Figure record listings
######
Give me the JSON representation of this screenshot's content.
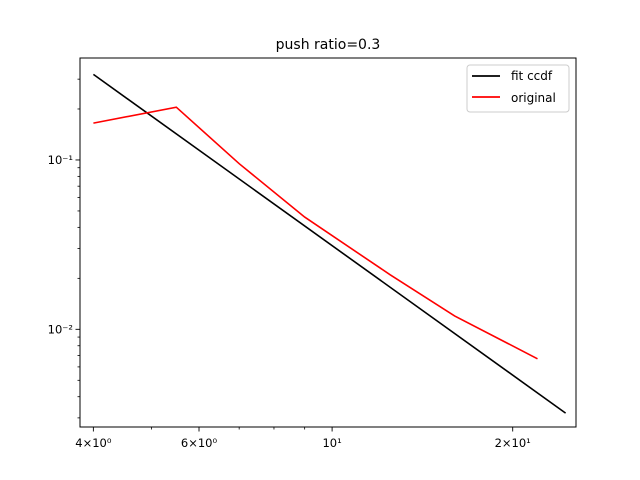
{
  "chart_data": {
    "type": "line",
    "title": "push ratio=0.3",
    "xlabel": "",
    "ylabel": "",
    "xscale": "log",
    "yscale": "log",
    "xlim": [
      3.8,
      25.5
    ],
    "ylim": [
      0.00265,
      0.4
    ],
    "grid": false,
    "legend_position": "top-right",
    "x_ticks": [
      {
        "value": 4,
        "label": "4×10⁰"
      },
      {
        "value": 6,
        "label": "6×10⁰"
      },
      {
        "value": 10,
        "label": "10¹"
      },
      {
        "value": 20,
        "label": "2×10¹"
      }
    ],
    "y_ticks": [
      {
        "value": 0.1,
        "label": "10⁻¹"
      },
      {
        "value": 0.01,
        "label": "10⁻²"
      }
    ],
    "series": [
      {
        "name": "fit ccdf",
        "color": "#000000",
        "points": [
          [
            4.0,
            0.32
          ],
          [
            24.5,
            0.0032
          ]
        ]
      },
      {
        "name": "original",
        "color": "#ff0000",
        "points": [
          [
            4.0,
            0.165
          ],
          [
            5.5,
            0.205
          ],
          [
            7.0,
            0.095
          ],
          [
            9.0,
            0.046
          ],
          [
            12.5,
            0.021
          ],
          [
            16.0,
            0.012
          ],
          [
            22.0,
            0.0067
          ]
        ]
      }
    ]
  }
}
######
What the exercise asks — Search the lines for "value". Copy each line that has it.

Correct answer —
        "value": 4,
        "value": 6,
        "value": 10,
        "value": 20,
        "value": 0.1,
        "value": 0.01,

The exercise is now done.